● **Aim**:
Images excluded, repeat each entry below exactly.
>> START
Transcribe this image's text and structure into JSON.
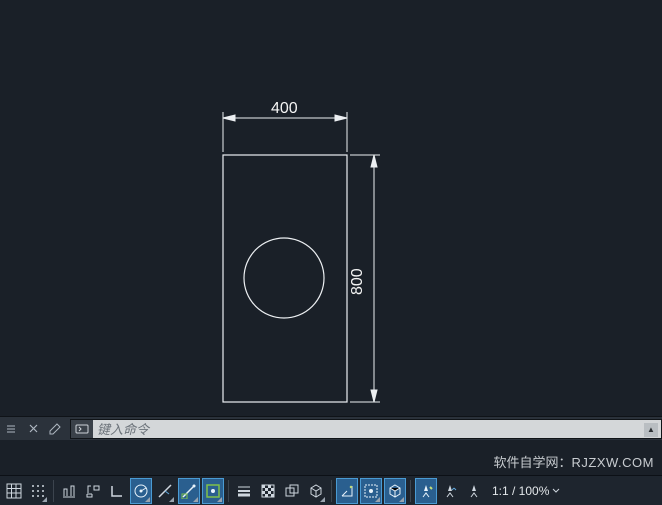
{
  "drawing": {
    "dim_width": "400",
    "dim_height": "800"
  },
  "command": {
    "placeholder": "键入命令"
  },
  "watermark": {
    "label": "软件自学网：",
    "url": "RJZXW.COM"
  },
  "status": {
    "zoom": "1:1 / 100%"
  },
  "icons": {
    "grid": "grid-icon",
    "dots": "dots-icon",
    "snap": "snap-icon",
    "ortho": "ortho-icon",
    "polar": "polar-icon",
    "osnap": "osnap-icon",
    "track": "track-icon",
    "dyn": "dyn-icon",
    "lwt": "lwt-icon",
    "transp": "transp-icon",
    "sel": "sel-icon",
    "cycle": "cycle-icon",
    "dim3d": "dim3d-icon",
    "nav": "nav-icon",
    "d1": "d1-icon",
    "d2": "d2-icon",
    "d3": "d3-icon",
    "person": "person-icon",
    "arrowdown": "arrow-down-icon"
  }
}
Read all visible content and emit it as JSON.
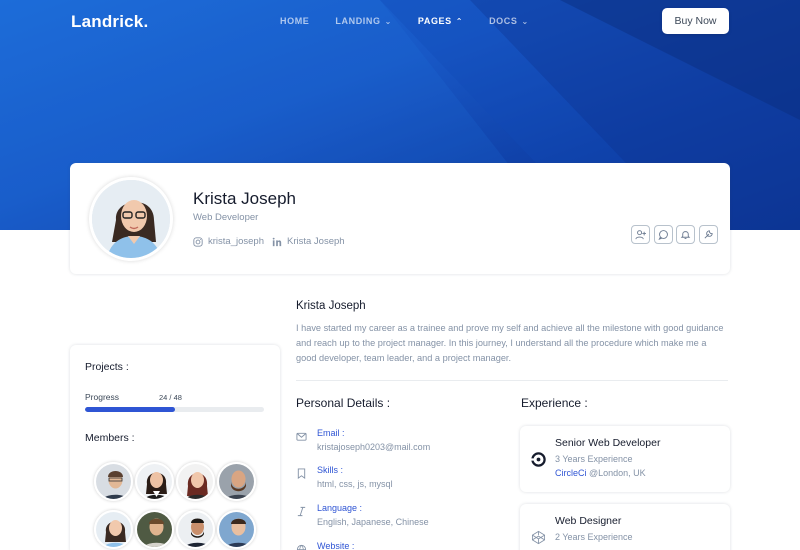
{
  "app": {
    "brand": "Landrick.",
    "buy_label": "Buy Now"
  },
  "nav": {
    "items": [
      {
        "label": "HOME",
        "has_dropdown": false,
        "active": false,
        "chevron": ""
      },
      {
        "label": "LANDING",
        "has_dropdown": true,
        "active": false,
        "chevron": "⌄"
      },
      {
        "label": "PAGES",
        "has_dropdown": true,
        "active": true,
        "chevron": "⌃"
      },
      {
        "label": "DOCS",
        "has_dropdown": true,
        "active": false,
        "chevron": "⌄"
      }
    ]
  },
  "profile": {
    "name": "Krista Joseph",
    "role": "Web Developer",
    "instagram": "krista_joseph",
    "linkedin": "Krista Joseph",
    "actions": [
      "user-plus-icon",
      "message-icon",
      "bell-icon",
      "tool-icon"
    ]
  },
  "sidebar": {
    "projects_title": "Projects :",
    "progress_label": "Progress",
    "progress_text": "24 / 48",
    "progress_value": 0.5,
    "members_title": "Members :"
  },
  "about": {
    "name": "Krista Joseph",
    "bio": "I have started my career as a trainee and prove my self and achieve all the milestone with good guidance and reach up to the project manager. In this journey, I understand all the procedure which make me a good developer, team leader, and a project manager."
  },
  "personal": {
    "title": "Personal Details :",
    "email_label": "Email :",
    "email_value": "kristajoseph0203@mail.com",
    "skills_label": "Skills :",
    "skills": [
      "html",
      "css",
      "js",
      "mysql"
    ],
    "language_label": "Language :",
    "languages": [
      "English",
      "Japanese",
      "Chinese"
    ],
    "website_label": "Website :"
  },
  "experience": {
    "title": "Experience :",
    "items": [
      {
        "title": "Senior Web Developer",
        "years": "3 Years Experience",
        "company": "CircleCi",
        "location": "@London, UK"
      },
      {
        "title": "Web Designer",
        "years": "2 Years Experience",
        "company": "",
        "location": ""
      }
    ]
  },
  "colors": {
    "primary": "#2f55d4",
    "hero_start": "#1c6bd8",
    "hero_end": "#0b2f8a",
    "heading": "#161c2d",
    "muted": "#8492a6"
  }
}
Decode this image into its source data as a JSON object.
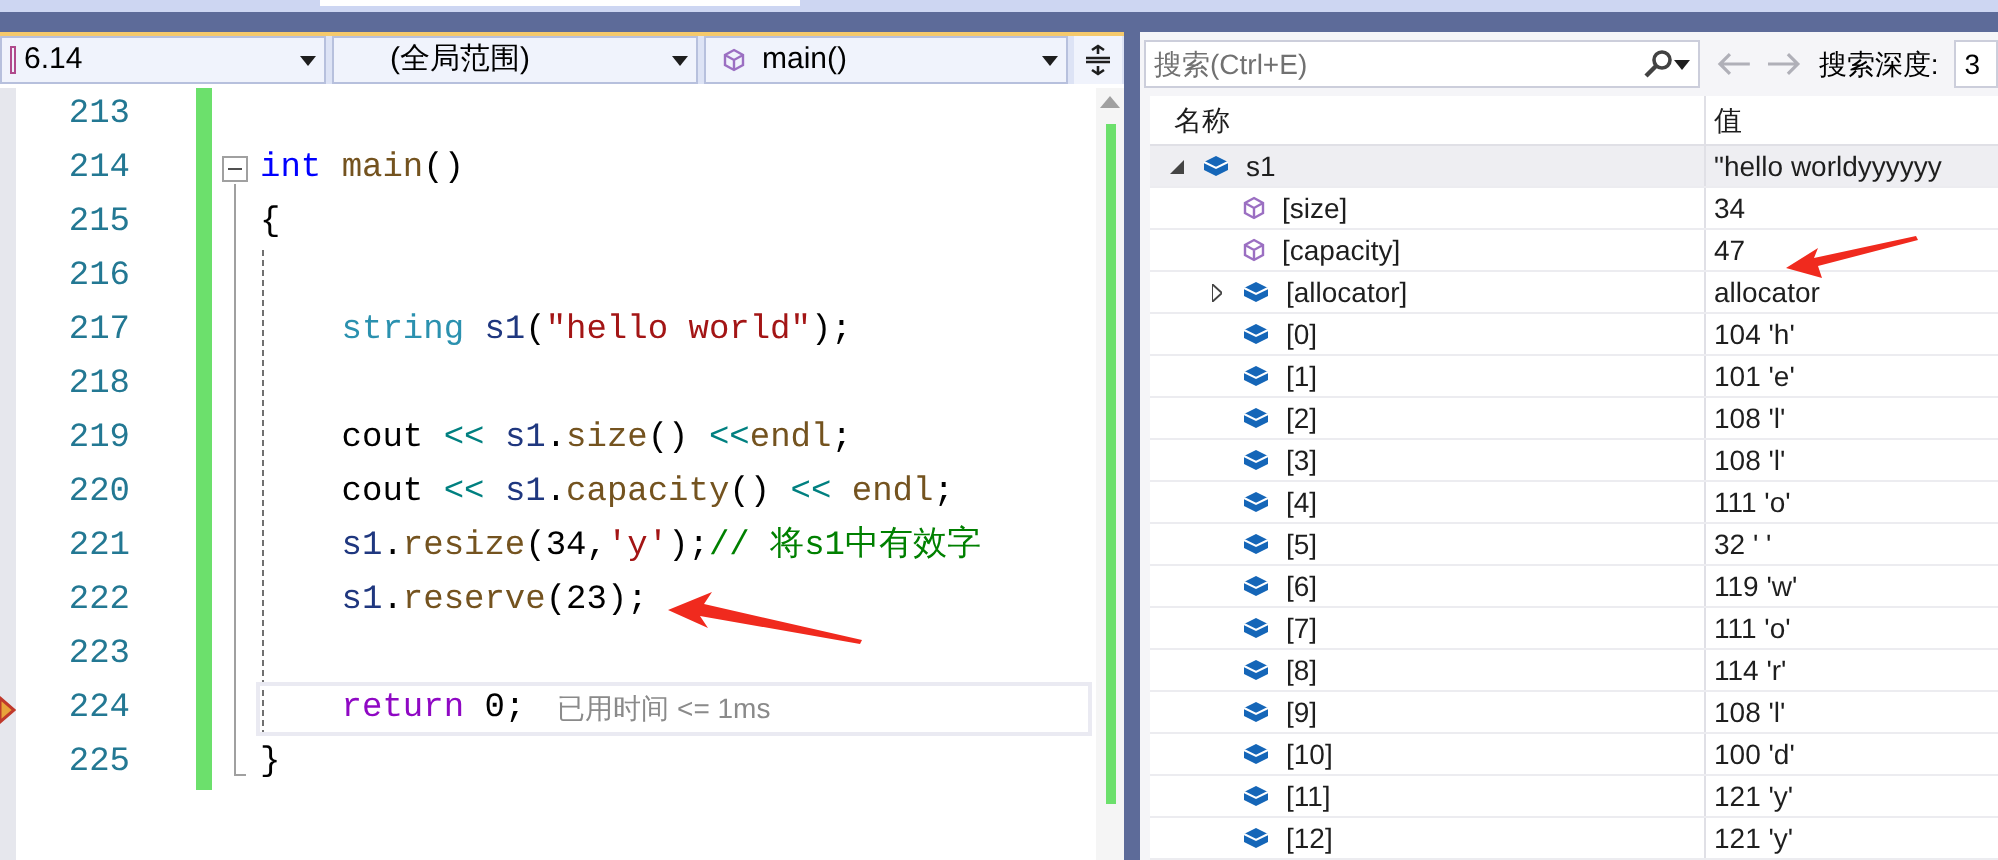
>> END
● **Solution**:
Transcribe this image's text and structure into JSON.
{
  "drawing": {
    "dim_width": "400",
    "dim_height": "800"
  },
  "command": {
    "placeholder": "键入命令"
  },
  "watermark": {
    "label": "软件自学网：",
    "url": "RJZXW.COM"
  },
  "status": {
    "zoom": "1:1 / 100%"
  },
  "icons": {
    "grid": "grid-icon",
    "dots": "dots-icon",
    "snap": "snap-icon",
    "ortho": "ortho-icon",
    "polar": "polar-icon",
    "osnap": "osnap-icon",
    "track": "track-icon",
    "dyn": "dyn-icon",
    "lwt": "lwt-icon",
    "transp": "transp-icon",
    "sel": "sel-icon",
    "cycle": "cycle-icon",
    "dim3d": "dim3d-icon",
    "nav": "nav-icon",
    "d1": "d1-icon",
    "d2": "d2-icon",
    "d3": "d3-icon",
    "person": "person-icon",
    "arrowdown": "arrow-down-icon"
  }
}
Read all visible content and emit it as JSON.
{
  "app": {
    "brand": "Landrick.",
    "buy_label": "Buy Now"
  },
  "nav": {
    "items": [
      {
        "label": "HOME",
        "has_dropdown": false,
        "active": false,
        "chevron": ""
      },
      {
        "label": "LANDING",
        "has_dropdown": true,
        "active": false,
        "chevron": "⌄"
      },
      {
        "label": "PAGES",
        "has_dropdown": true,
        "active": true,
        "chevron": "⌃"
      },
      {
        "label": "DOCS",
        "has_dropdown": true,
        "active": false,
        "chevron": "⌄"
      }
    ]
  },
  "profile": {
    "name": "Krista Joseph",
    "role": "Web Developer",
    "instagram": "krista_joseph",
    "linkedin": "Krista Joseph",
    "actions": [
      "user-plus-icon",
      "message-icon",
      "bell-icon",
      "tool-icon"
    ]
  },
  "sidebar": {
    "projects_title": "Projects :",
    "progress_label": "Progress",
    "progress_text": "24 / 48",
    "progress_value": 0.5,
    "members_title": "Members :"
  },
  "about": {
    "name": "Krista Joseph",
    "bio": "I have started my career as a trainee and prove my self and achieve all the milestone with good guidance and reach up to the project manager. In this journey, I understand all the procedure which make me a good developer, team leader, and a project manager."
  },
  "personal": {
    "title": "Personal Details :",
    "email_label": "Email :",
    "email_value": "kristajoseph0203@mail.com",
    "skills_label": "Skills :",
    "skills": [
      "html",
      "css",
      "js",
      "mysql"
    ],
    "language_label": "Language :",
    "languages": [
      "English",
      "Japanese",
      "Chinese"
    ],
    "website_label": "Website :"
  },
  "experience": {
    "title": "Experience :",
    "items": [
      {
        "title": "Senior Web Developer",
        "years": "3 Years Experience",
        "company": "CircleCi",
        "location": "@London, UK"
      },
      {
        "title": "Web Designer",
        "years": "2 Years Experience",
        "company": "",
        "location": ""
      }
    ]
  },
  "colors": {
    "primary": "#2f55d4",
    "hero_start": "#1c6bd8",
    "hero_end": "#0b2f8a",
    "heading": "#161c2d",
    "muted": "#8492a6"
  }
}
Decode this image into its source data as a JSON object.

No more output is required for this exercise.